╭─ Texto seleccionado

Caballeros
Leo en
una furgoneta que suele estar aparcada cerca de mi casa: “Orden Hospitalaria de
los Caballeros de Malta”. En efecto, el escudo de la Orden de Malta (como me
enseñaron, formado a partir de la representación de las letras de la palabra
<<Jesucristo>> en griego), con su cruz blanca engastada sobre fondo
rojo, luce en el lateral de la furgoneta, igual que lo he visto adornando la
entrada de un comedor social donde gente del barrio (de mi barrio; en épocas
antiguas eso hubiera significado un vínculo, al menos mayor de lo que implica
hoy en día) acude a comer porque no tienen otra cosa, si acaso –y en la medida
en que se lo preserva el anonimato del comedor- la dignidad. Es fascinante la
historia de la Orden Militar y Hospitalaria de los Caballeros de Malta, creada
originalmente por caballeros amalfitanos como una institución en parte
religiosa y en parte laica, estructurada en un modo muy similar a la Orden del
Temple, y que que curaba a tanta gente en hospitales como a la que mandaba a fallecer
en los mismos, especialmente en el momento en que llegó a Jerusalén. Allí, se
hizo con el control de la ciudad santa, y las leyendas afirman que, tras entrar
a sangre y fuego en varios de los templos más sagrados (del de Salomón, a estas
alturas, no quedaban más que los lamentos), se apropiaron del arca de la
Alianza, que guardaron bajo custodia. Después, los árabes les expulsaron y se
refugiaron en la isla de Rodas -único lugar donde sobrevivieron mientras a sus
compañeros del Temple en Europa les daban para el pelo-, sobre la cual
construyeron augustas fortalezas separadas por lenguas y nacionalidades, y durante
varios siglos se dedicaron a actividades tan variadas como la atención de
enfermos y la piratería, hasta que les echaron otra vez y acabaron escondidos
en Malta, para comenzar el lento proceso (que aún perdura) de desvanecerse,
como casi todas las cosas, de manera silenciosa y discreta en la noche de los
tiempos. En su día, los caballeros medievales representaban el súmmum heroico y
de dignidad de la Europa Occidental. Defendían la santidad, la virtud, en
definitiva, se arreaban con todo bicho viviente. Hoy en día, las prioridades
por fortuna son otras. Los soldados han quedado reducidos a las misiones de
paz, a la disuasión táctica, y sólo extemporáneamente (casi siempre por culpa
de los poderes fácticos y políticos, en ocasiones por el clamor colaborativo de
turbas atroces y enfurecidas) se dedican a reproducir su misión original.

╰─
╭─ Registros proporcionados

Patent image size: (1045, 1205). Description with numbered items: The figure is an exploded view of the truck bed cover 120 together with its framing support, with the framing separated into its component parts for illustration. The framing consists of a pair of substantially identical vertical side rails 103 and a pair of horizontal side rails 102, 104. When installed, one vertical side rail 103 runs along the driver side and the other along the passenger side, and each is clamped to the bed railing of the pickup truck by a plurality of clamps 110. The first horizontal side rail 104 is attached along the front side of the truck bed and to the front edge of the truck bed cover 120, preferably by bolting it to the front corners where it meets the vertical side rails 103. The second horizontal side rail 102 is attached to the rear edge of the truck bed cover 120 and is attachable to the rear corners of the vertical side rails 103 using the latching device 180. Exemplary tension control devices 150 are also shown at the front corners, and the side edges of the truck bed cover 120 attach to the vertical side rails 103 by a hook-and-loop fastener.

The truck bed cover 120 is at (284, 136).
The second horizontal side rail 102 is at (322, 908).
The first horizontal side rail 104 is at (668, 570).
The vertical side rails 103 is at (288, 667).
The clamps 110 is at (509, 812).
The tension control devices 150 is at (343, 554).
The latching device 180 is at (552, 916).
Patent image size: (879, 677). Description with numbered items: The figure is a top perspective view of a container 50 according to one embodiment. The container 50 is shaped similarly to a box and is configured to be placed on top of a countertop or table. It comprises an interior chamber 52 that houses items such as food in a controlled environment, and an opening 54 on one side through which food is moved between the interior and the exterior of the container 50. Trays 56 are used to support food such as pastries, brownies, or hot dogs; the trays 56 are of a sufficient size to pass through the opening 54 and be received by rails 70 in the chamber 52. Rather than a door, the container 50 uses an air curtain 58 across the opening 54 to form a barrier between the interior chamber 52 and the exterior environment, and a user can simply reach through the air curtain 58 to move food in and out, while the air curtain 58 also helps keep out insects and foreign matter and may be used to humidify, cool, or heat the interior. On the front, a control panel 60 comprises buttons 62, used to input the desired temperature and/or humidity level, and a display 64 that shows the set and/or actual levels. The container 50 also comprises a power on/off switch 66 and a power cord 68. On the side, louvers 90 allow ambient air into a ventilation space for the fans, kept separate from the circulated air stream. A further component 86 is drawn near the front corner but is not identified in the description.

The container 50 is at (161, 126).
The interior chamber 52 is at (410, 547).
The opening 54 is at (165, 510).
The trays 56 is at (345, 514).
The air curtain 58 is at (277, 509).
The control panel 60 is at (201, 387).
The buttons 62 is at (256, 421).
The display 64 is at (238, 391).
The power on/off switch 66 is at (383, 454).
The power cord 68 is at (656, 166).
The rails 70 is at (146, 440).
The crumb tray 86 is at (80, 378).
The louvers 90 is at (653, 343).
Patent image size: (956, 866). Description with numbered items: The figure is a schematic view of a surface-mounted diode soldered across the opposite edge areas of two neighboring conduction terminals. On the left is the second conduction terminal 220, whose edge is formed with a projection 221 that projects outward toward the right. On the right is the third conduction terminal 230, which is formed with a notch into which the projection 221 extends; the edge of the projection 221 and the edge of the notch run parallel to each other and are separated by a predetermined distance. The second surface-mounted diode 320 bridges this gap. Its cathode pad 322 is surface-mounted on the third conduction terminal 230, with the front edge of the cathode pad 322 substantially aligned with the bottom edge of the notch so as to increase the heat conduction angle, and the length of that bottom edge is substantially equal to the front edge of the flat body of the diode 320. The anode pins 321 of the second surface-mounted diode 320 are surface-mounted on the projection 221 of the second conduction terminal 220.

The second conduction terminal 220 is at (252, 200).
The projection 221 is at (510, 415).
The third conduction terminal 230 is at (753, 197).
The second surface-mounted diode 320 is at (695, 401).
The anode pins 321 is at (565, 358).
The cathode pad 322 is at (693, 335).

╰─

| Tareas a realizar |
A. En el texto sobre los Caballeros de Malta, ¿en qué isla se refugió la Orden después de que los árabes la expulsaran?
B. Por favor, continúa el texto sobre los Caballeros de Malta a partir de su última oración.

| Respuestas en orden |
A. En la isla de Rodas.

B.
Ahora, los héroes -les llames o no caballeros, o tal vez damas- son (o deberían ser) otros; gente que monta comedores y
consiguen que funcionen, que se dedican a actividades tan poco épicas como la administración o la logística. Individuos que nunca se han planteado
conquistar Jerusalén, pero procuran que a los vecinos del barrio no le falte su
pan. Quizás, un día de éstos, a una hora muy distante a la de comer, cuando no
se halle reunida la mesa en torno a Arturo, ya que éste ha incitado a sus
caballeros a recorrer ignotos caminos para encontrar el Grial, me acerque por
su local en mi barrio y, con la cabeza gacha, les pregunte por la ubicación del
Arca de la Alianza. Tal vez ellos, misericordes, abran con una oxidada y
pequeña llave la puerta de un armarito y me permitan mirar.